Using the material that follows, identify and copy each line with the string "профессии".
______
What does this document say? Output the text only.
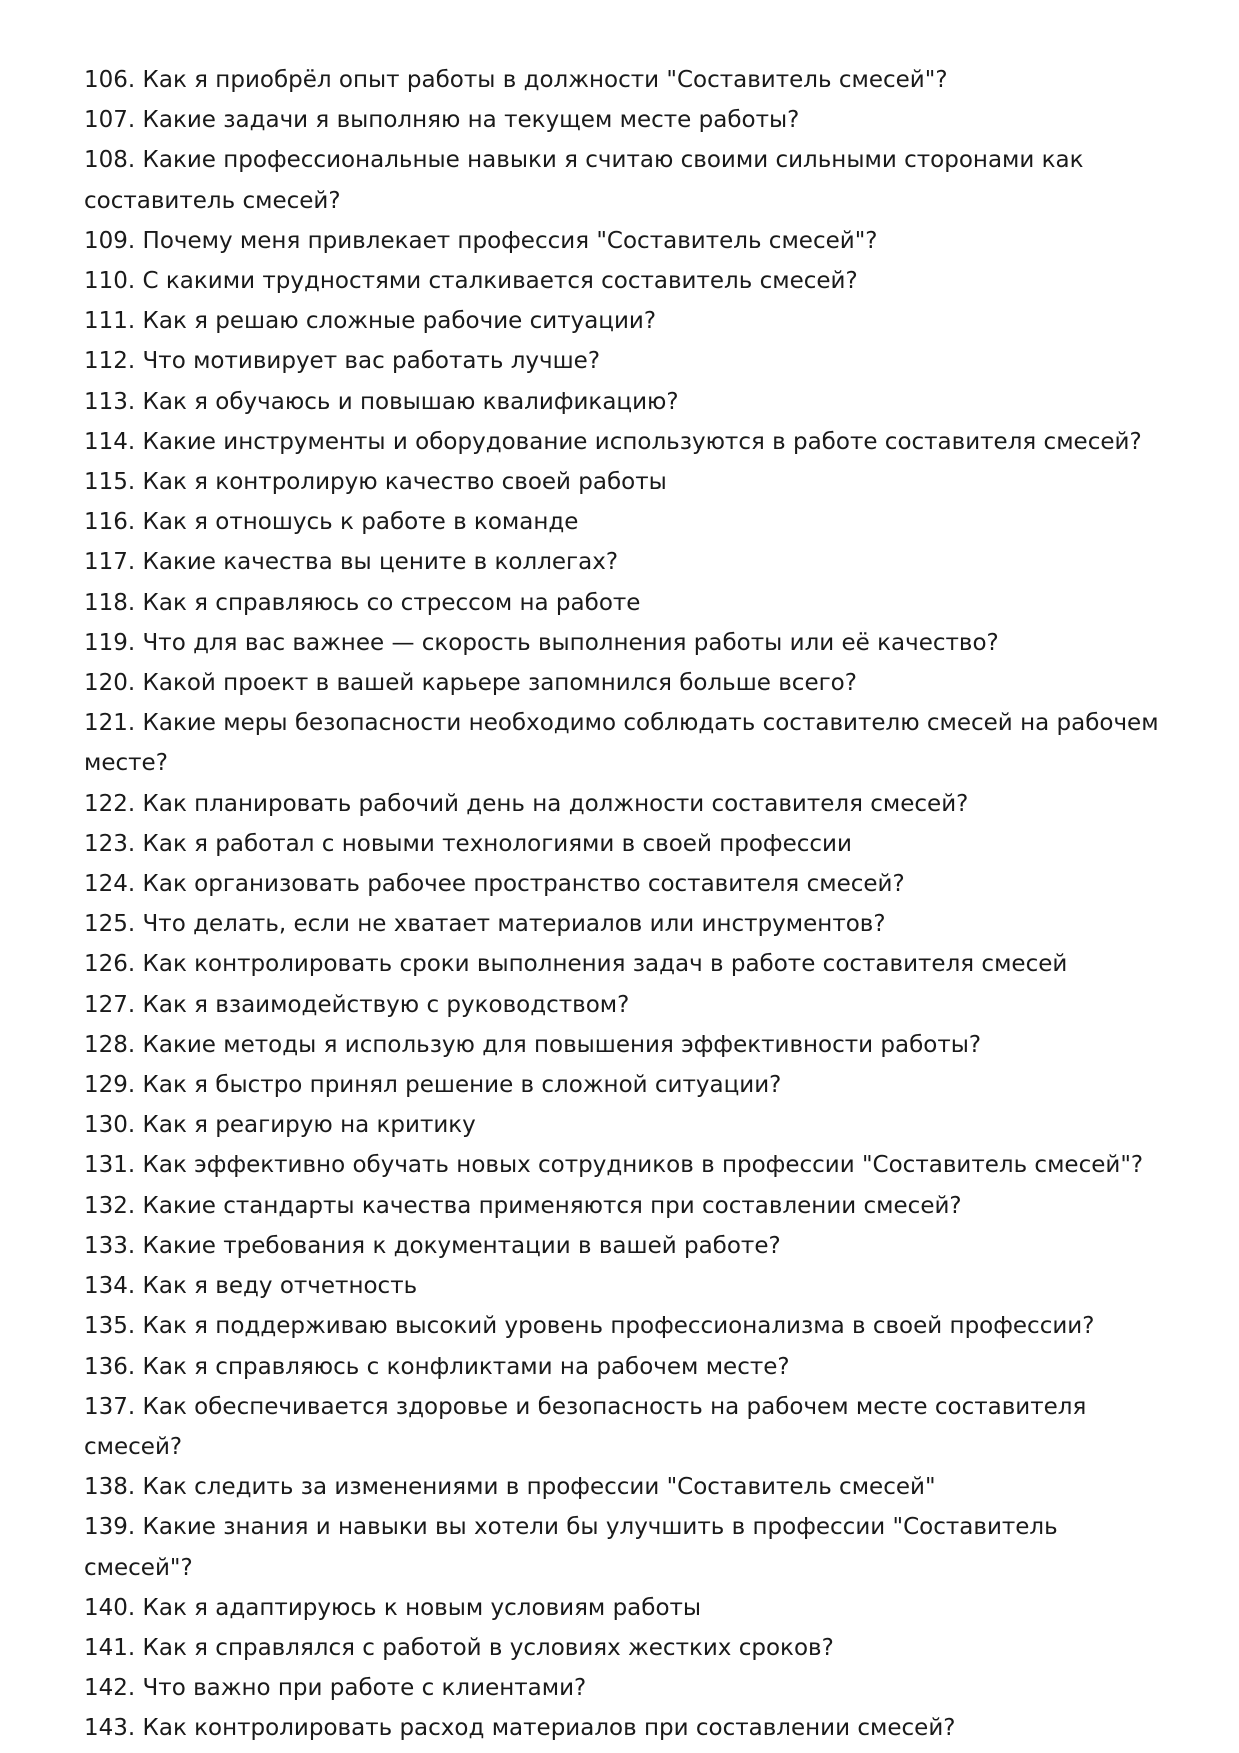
106. Как я приобрёл опыт работы в должности "Составитель смесей"?

107. Какие задачи я выполняю на текущем месте работы?

108. Какие профессиональные навыки я считаю своими сильными сторонами как составитель смесей?

109. Почему меня привлекает профессия "Составитель смесей"?

110. С какими трудностями сталкивается составитель смесей?

111. Как я решаю сложные рабочие ситуации?

112. Что мотивирует вас работать лучше?

113. Как я обучаюсь и повышаю квалификацию?

114. Какие инструменты и оборудование используются в работе составителя смесей?

115. Как я контролирую качество своей работы

116. Как я отношусь к работе в команде

117. Какие качества вы цените в коллегах?

118. Как я справляюсь со стрессом на работе

119. Что для вас важнее — скорость выполнения работы или её качество?

120. Какой проект в вашей карьере запомнился больше всего?

121. Какие меры безопасности необходимо соблюдать составителю смесей на рабочем месте?

122. Как планировать рабочий день на должности составителя смесей?

123. Как я работал с новыми технологиями в своей профессии

124. Как организовать рабочее пространство составителя смесей?

125. Что делать, если не хватает материалов или инструментов?

126. Как контролировать сроки выполнения задач в работе составителя смесей

127. Как я взаимодействую с руководством?

128. Какие методы я использую для повышения эффективности работы?

129. Как я быстро принял решение в сложной ситуации?

130. Как я реагирую на критику

131. Как эффективно обучать новых сотрудников в профессии "Составитель смесей"?

132. Какие стандарты качества применяются при составлении смесей?

133. Какие требования к документации в вашей работе?

134. Как я веду отчетность

135. Как я поддерживаю высокий уровень профессионализма в своей профессии?

136. Как я справляюсь с конфликтами на рабочем месте?

137. Как обеспечивается здоровье и безопасность на рабочем месте составителя смесей?

138. Как следить за изменениями в профессии "Составитель смесей"

139. Какие знания и навыки вы хотели бы улучшить в профессии "Составитель смесей"?

140. Как я адаптируюсь к новым условиям работы

141. Как я справлялся с работой в условиях жестких сроков?

142. Что важно при работе с клиентами?

143. Как контролировать расход материалов при составлении смесей?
______
■ Response for this exercise
123. Как я работал с новыми технологиями в своей профессии
131. Как эффективно обучать новых сотрудников в профессии "Составитель смесей"?
135. Как я поддерживаю высокий уровень профессионализма в своей профессии?
138. Как следить за изменениями в профессии "Составитель смесей"
139. Какие знания и навыки вы хотели бы улучшить в профессии "Составитель смесей"?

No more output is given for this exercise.